[start of Record excerpts]
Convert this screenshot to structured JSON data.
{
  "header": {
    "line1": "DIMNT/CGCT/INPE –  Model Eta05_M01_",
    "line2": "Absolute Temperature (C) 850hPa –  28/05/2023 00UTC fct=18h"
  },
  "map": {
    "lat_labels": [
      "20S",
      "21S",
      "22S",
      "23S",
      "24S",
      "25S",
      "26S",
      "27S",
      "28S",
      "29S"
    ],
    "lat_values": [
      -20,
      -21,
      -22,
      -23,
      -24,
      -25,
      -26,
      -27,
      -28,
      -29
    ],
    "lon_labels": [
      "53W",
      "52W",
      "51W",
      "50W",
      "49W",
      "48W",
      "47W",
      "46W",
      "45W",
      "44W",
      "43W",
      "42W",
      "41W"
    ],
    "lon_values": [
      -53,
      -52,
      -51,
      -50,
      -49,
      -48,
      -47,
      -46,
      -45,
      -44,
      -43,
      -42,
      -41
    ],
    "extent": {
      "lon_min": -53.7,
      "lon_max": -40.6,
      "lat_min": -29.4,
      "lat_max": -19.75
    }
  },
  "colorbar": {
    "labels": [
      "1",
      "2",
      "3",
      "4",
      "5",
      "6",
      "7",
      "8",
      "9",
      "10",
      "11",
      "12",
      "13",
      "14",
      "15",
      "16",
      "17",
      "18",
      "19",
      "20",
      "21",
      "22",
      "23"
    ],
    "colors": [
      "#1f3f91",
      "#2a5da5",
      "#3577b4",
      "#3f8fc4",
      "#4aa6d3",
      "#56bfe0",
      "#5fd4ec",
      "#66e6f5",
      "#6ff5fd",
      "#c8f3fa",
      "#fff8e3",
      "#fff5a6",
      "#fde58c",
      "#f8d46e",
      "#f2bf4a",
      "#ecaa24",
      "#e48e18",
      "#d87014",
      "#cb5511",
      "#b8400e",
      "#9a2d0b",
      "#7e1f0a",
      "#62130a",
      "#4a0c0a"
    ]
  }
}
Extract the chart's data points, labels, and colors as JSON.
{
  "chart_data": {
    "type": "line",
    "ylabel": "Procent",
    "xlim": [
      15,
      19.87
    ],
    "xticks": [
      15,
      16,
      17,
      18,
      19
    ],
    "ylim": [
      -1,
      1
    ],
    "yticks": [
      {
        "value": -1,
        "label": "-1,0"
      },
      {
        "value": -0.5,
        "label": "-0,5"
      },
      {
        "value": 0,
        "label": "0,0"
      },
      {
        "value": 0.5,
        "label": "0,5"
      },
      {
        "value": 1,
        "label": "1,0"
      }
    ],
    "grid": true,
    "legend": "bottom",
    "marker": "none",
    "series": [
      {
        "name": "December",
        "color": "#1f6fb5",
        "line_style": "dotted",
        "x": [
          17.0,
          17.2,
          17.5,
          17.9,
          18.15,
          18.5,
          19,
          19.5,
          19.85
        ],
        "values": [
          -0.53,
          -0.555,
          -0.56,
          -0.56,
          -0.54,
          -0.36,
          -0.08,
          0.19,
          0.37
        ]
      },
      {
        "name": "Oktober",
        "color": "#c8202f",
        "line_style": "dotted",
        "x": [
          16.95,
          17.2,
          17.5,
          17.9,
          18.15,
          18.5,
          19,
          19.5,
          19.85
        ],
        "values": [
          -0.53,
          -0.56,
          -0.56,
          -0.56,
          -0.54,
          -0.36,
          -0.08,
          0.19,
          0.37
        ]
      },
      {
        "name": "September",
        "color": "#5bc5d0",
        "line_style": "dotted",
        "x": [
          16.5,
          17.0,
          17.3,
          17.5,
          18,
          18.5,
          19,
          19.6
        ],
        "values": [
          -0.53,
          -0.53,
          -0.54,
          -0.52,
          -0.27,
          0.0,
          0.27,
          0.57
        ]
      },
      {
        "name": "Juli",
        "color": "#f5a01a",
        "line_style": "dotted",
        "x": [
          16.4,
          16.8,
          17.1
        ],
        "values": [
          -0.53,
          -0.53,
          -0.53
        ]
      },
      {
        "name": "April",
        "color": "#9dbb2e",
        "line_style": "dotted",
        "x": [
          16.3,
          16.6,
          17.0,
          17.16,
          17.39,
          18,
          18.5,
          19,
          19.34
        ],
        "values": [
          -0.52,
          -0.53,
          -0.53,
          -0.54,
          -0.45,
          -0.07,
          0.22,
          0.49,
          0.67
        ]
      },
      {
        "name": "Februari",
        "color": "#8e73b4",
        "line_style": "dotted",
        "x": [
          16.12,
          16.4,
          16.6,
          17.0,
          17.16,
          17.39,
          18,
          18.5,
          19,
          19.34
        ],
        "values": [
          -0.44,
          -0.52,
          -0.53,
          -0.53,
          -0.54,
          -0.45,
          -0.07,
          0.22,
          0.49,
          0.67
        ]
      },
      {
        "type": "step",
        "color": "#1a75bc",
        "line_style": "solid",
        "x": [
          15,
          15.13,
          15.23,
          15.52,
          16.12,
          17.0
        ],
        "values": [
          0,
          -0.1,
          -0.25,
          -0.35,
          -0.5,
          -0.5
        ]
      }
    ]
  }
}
[end of Record excerpts]
[Written request] Copy each line of the data that contains the word "JSON".

[Task result]
Convert this screenshot to structured JSON data.
Extract the chart's data points, labels, and colors as JSON.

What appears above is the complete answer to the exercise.